WHAT IS NEEDED:
Search the material for the string "الانتخابية" and copy each line where it occurs.

==*==

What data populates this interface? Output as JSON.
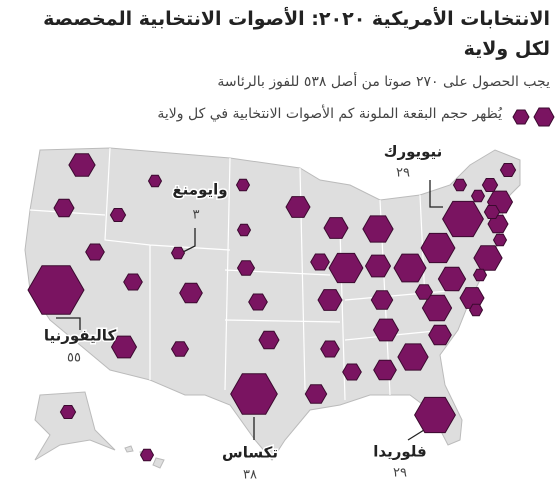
{
  "title": "الانتخابات الأمريكية ٢٠٢٠: الأصوات الانتخابية المخصصة لكل ولاية",
  "subtitle": "يجب الحصول على ٢٧٠ صوتا من أصل ٥٣٨ للفوز بالرئاسة",
  "legend": "يُظهر حجم البقعة الملونة كم الأصوات الانتخابية في كل ولاية",
  "color": "#7a1461",
  "callouts": [
    {
      "name": "كاليفورنيا",
      "value": 55,
      "value_label": "٥٥"
    },
    {
      "name": "تكساس",
      "value": 38,
      "value_label": "٣٨"
    },
    {
      "name": "فلوريدا",
      "value": 29,
      "value_label": "٢٩"
    },
    {
      "name": "نيويورك",
      "value": 29,
      "value_label": "٢٩"
    },
    {
      "name": "وايومنغ",
      "value": 3,
      "value_label": "٣"
    }
  ],
  "hexagons": {
    "values": [
      12,
      7,
      4,
      3,
      6,
      6,
      11,
      5,
      9,
      3,
      3,
      5,
      6,
      7,
      10,
      6,
      10,
      6,
      8,
      10,
      16,
      20,
      11,
      18,
      8,
      11,
      6,
      9,
      16,
      9,
      15,
      13,
      5,
      20,
      14,
      10,
      3,
      7,
      11,
      4,
      3,
      4,
      4,
      3,
      4,
      3,
      3,
      3
    ]
  }
}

==*==

TASK OUTPUT:
  "title": "الانتخابات الأمريكية ٢٠٢٠: الأصوات الانتخابية المخصصة لكل ولاية",
  "legend": "يُظهر حجم البقعة الملونة كم الأصوات الانتخابية في كل ولاية",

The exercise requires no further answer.